Please write out every line below, character for character, with nothing changed.

__Records of elements and coordinates__
______

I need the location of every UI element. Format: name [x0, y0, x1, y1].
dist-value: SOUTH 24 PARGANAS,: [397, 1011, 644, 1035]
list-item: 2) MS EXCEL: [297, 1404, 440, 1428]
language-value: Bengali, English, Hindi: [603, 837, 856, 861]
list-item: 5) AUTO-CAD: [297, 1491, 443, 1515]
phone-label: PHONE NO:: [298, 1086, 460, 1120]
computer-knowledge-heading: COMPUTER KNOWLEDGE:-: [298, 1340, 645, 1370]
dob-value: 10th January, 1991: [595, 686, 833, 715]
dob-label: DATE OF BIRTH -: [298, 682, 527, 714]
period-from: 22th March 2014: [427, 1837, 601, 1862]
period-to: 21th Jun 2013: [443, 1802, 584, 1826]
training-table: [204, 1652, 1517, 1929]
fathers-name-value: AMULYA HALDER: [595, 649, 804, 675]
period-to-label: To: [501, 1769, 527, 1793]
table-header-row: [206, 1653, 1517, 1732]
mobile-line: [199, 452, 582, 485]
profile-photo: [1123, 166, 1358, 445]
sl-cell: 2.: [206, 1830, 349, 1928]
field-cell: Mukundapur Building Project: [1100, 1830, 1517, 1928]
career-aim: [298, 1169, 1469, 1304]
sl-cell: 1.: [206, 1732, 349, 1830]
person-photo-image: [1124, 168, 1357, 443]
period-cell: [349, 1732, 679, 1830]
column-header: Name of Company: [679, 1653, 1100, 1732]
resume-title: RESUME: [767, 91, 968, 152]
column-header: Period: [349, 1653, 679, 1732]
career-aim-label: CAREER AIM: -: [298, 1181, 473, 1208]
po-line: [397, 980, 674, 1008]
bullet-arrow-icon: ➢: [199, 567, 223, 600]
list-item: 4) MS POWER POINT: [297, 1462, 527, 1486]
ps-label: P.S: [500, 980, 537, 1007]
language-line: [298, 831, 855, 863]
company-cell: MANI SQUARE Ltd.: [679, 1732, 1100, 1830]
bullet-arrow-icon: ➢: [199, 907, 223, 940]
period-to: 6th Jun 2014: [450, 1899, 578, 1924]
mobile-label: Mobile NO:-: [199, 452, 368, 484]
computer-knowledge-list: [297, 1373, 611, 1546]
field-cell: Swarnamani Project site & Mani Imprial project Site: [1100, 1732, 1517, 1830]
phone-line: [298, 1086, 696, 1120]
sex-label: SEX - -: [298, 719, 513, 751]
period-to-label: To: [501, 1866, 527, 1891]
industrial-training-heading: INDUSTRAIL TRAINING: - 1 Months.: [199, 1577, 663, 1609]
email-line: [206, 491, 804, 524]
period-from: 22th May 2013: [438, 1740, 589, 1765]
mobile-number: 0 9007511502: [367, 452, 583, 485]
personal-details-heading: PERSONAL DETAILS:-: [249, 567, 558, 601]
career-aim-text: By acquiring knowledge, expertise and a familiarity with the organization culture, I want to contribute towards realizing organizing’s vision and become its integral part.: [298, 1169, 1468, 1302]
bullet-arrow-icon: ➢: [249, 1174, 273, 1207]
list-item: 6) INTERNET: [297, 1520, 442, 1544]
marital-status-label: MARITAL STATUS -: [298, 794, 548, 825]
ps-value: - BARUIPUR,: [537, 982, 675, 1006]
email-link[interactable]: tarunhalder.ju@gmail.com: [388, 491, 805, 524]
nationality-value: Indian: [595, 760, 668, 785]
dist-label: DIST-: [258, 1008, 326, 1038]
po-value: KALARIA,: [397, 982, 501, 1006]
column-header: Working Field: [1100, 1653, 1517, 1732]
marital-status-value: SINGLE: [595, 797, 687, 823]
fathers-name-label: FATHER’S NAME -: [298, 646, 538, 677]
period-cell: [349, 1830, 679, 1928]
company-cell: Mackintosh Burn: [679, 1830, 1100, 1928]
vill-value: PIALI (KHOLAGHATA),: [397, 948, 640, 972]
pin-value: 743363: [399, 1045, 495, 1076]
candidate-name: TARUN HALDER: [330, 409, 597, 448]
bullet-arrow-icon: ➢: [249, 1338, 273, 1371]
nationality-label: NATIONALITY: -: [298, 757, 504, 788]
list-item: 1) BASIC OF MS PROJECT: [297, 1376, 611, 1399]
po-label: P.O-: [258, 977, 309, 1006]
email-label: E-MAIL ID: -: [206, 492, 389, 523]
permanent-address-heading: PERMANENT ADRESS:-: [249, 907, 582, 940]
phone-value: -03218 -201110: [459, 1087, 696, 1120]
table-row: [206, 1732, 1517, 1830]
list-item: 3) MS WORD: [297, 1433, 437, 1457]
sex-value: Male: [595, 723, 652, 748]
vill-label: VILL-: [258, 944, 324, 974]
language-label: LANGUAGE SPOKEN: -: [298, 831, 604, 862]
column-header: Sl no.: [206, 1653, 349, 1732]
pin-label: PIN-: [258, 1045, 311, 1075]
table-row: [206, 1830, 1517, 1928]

______

__In response__
I need the location of every UI element. Format: name [x0, y0, x1, y1].
dist-value: SOUTH 24 PARGANAS,: [397, 1011, 644, 1035]
list-item: 2) MS EXCEL: [297, 1404, 440, 1428]
language-value: Bengali, English, Hindi: [603, 837, 856, 861]
list-item: 5) AUTO-CAD: [297, 1491, 443, 1515]
phone-label: PHONE NO:: [298, 1086, 460, 1120]
computer-knowledge-heading: COMPUTER KNOWLEDGE:-: [298, 1340, 645, 1370]
dob-value: 10th January, 1991: [595, 686, 833, 715]
dob-label: DATE OF BIRTH -: [298, 682, 527, 714]
period-from: 22th March 2014: [427, 1837, 601, 1862]
period-to: 21th Jun 2013: [443, 1802, 584, 1826]
training-table: [204, 1652, 1517, 1929]
fathers-name-value: AMULYA HALDER: [595, 649, 804, 675]
period-to-label: To: [501, 1769, 527, 1793]
table-header-row: [206, 1653, 1517, 1732]
mobile-line: [199, 452, 582, 485]
profile-photo: [1123, 166, 1358, 445]
sl-cell: 2.: [206, 1830, 349, 1928]
field-cell: Mukundapur Building Project: [1100, 1830, 1517, 1928]
career-aim: [298, 1169, 1469, 1304]
sl-cell: 1.: [206, 1732, 349, 1830]
person-photo-image: [1124, 168, 1357, 443]
period-cell: [349, 1732, 679, 1830]
column-header: Name of Company: [679, 1653, 1100, 1732]
resume-title: RESUME: [767, 91, 968, 152]
column-header: Period: [349, 1653, 679, 1732]
career-aim-label: CAREER AIM: -: [298, 1181, 473, 1208]
po-line: [397, 980, 674, 1008]
bullet-arrow-icon: ➢: [199, 567, 223, 600]
list-item: 4) MS POWER POINT: [297, 1462, 527, 1486]
ps-label: P.S: [500, 980, 537, 1007]
language-line: [298, 831, 855, 863]
company-cell: MANI SQUARE Ltd.: [679, 1732, 1100, 1830]
bullet-arrow-icon: ➢: [199, 907, 223, 940]
period-to: 6th Jun 2014: [450, 1899, 578, 1924]
mobile-label: Mobile NO:-: [199, 452, 368, 484]
computer-knowledge-list: [297, 1373, 611, 1546]
field-cell: Swarnamani Project site & Mani Imprial project Site: [1100, 1732, 1517, 1830]
phone-line: [298, 1086, 696, 1120]
sex-label: SEX - -: [298, 719, 513, 751]
period-to-label: To: [501, 1866, 527, 1891]
industrial-training-heading: INDUSTRAIL TRAINING: - 1 Months.: [199, 1577, 663, 1609]
email-line: [206, 491, 804, 524]
period-from: 22th May 2013: [438, 1740, 589, 1765]
mobile-number: 0 9007511502: [367, 452, 583, 485]
personal-details-heading: PERSONAL DETAILS:-: [249, 567, 558, 601]
career-aim-text: By acquiring knowledge, expertise and a familiarity with the organization culture, I want to contribute towards realizing organizing’s vision and become its integral part.: [298, 1169, 1468, 1302]
bullet-arrow-icon: ➢: [249, 1174, 273, 1207]
list-item: 6) INTERNET: [297, 1520, 442, 1544]
marital-status-label: MARITAL STATUS -: [298, 794, 548, 825]
ps-value: - BARUIPUR,: [537, 982, 675, 1006]
email-link[interactable]: tarunhalder.ju@gmail.com: [388, 491, 805, 524]
nationality-value: Indian: [595, 760, 668, 785]
dist-label: DIST-: [258, 1008, 326, 1038]
po-value: KALARIA,: [397, 982, 501, 1006]
column-header: Working Field: [1100, 1653, 1517, 1732]
marital-status-value: SINGLE: [595, 797, 687, 823]
fathers-name-label: FATHER’S NAME -: [298, 646, 538, 677]
period-cell: [349, 1830, 679, 1928]
company-cell: Mackintosh Burn: [679, 1830, 1100, 1928]
vill-value: PIALI (KHOLAGHATA),: [397, 948, 640, 972]
pin-value: 743363: [399, 1045, 495, 1076]
candidate-name: TARUN HALDER: [330, 409, 597, 448]
bullet-arrow-icon: ➢: [249, 1338, 273, 1371]
nationality-label: NATIONALITY: -: [298, 757, 504, 788]
list-item: 1) BASIC OF MS PROJECT: [297, 1376, 611, 1399]
po-label: P.O-: [258, 977, 309, 1006]
email-label: E-MAIL ID: -: [206, 492, 389, 523]
permanent-address-heading: PERMANENT ADRESS:-: [249, 907, 582, 940]
phone-value: -03218 -201110: [459, 1087, 696, 1120]
table-row: [206, 1732, 1517, 1830]
list-item: 3) MS WORD: [297, 1433, 437, 1457]
sex-value: Male: [595, 723, 652, 748]
vill-label: VILL-: [258, 944, 324, 974]
language-label: LANGUAGE SPOKEN: -: [298, 831, 604, 862]
column-header: Sl no.: [206, 1653, 349, 1732]
pin-label: PIN-: [258, 1045, 311, 1075]
table-row: [206, 1830, 1517, 1928]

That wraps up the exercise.